> _Aim of the task_
Retype the listing that follows, word for word.

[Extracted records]
==========

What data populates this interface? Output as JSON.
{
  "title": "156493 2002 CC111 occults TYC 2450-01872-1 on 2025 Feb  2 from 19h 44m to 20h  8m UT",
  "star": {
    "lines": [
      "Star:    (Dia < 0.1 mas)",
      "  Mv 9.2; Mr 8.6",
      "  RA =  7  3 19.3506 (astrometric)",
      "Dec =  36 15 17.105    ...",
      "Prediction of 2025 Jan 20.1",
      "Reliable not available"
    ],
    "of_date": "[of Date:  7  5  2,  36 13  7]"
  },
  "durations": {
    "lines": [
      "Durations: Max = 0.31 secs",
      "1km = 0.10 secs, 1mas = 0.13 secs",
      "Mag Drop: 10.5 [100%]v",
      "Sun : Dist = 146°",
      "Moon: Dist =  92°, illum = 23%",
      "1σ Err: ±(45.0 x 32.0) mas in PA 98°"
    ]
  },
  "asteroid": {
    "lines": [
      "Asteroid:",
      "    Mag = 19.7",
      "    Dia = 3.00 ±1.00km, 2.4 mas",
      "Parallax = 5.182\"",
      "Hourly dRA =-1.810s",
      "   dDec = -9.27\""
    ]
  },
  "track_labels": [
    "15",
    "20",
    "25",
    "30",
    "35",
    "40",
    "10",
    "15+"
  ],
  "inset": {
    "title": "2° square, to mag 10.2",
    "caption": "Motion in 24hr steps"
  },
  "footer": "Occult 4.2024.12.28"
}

==========

> _Expected answer_
What data populates this interface? Output as JSON.
{
  "title": "156493 2002 CC111 occults TYC 2450-01872-1 on 2025 Feb  2 from 19h 44m to 20h  8m UT",
  "star": {
    "lines": [
      "Star:    (Dia < 0.1 mas)",
      "  Mv 9.2; Mr 8.6",
      "  RA =  7  3 19.3506 (astrometric)",
      "Dec =  36 15 17.105    ...",
      "Prediction of 2025 Jan 20.1",
      "Reliable not available"
    ],
    "of_date": "[of Date:  7  5  2,  36 13  7]"
  },
  "durations": {
    "lines": [
      "Durations: Max = 0.31 secs",
      "1km = 0.10 secs, 1mas = 0.13 secs",
      "Mag Drop: 10.5 [100%]v",
      "Sun : Dist = 146°",
      "Moon: Dist =  92°, illum = 23%",
      "1σ Err: ±(45.0 x 32.0) mas in PA 98°"
    ]
  },
  "asteroid": {
    "lines": [
      "Asteroid:",
      "    Mag = 19.7",
      "    Dia = 3.00 ±1.00km, 2.4 mas",
      "Parallax = 5.182\"",
      "Hourly dRA =-1.810s",
      "   dDec = -9.27\""
    ]
  },
  "track_labels": [
    "15",
    "20",
    "25",
    "30",
    "35",
    "40",
    "10",
    "15+"
  ],
  "inset": {
    "title": "2° square, to mag 10.2",
    "caption": "Motion in 24hr steps"
  },
  "footer": "Occult 4.2024.12.28"
}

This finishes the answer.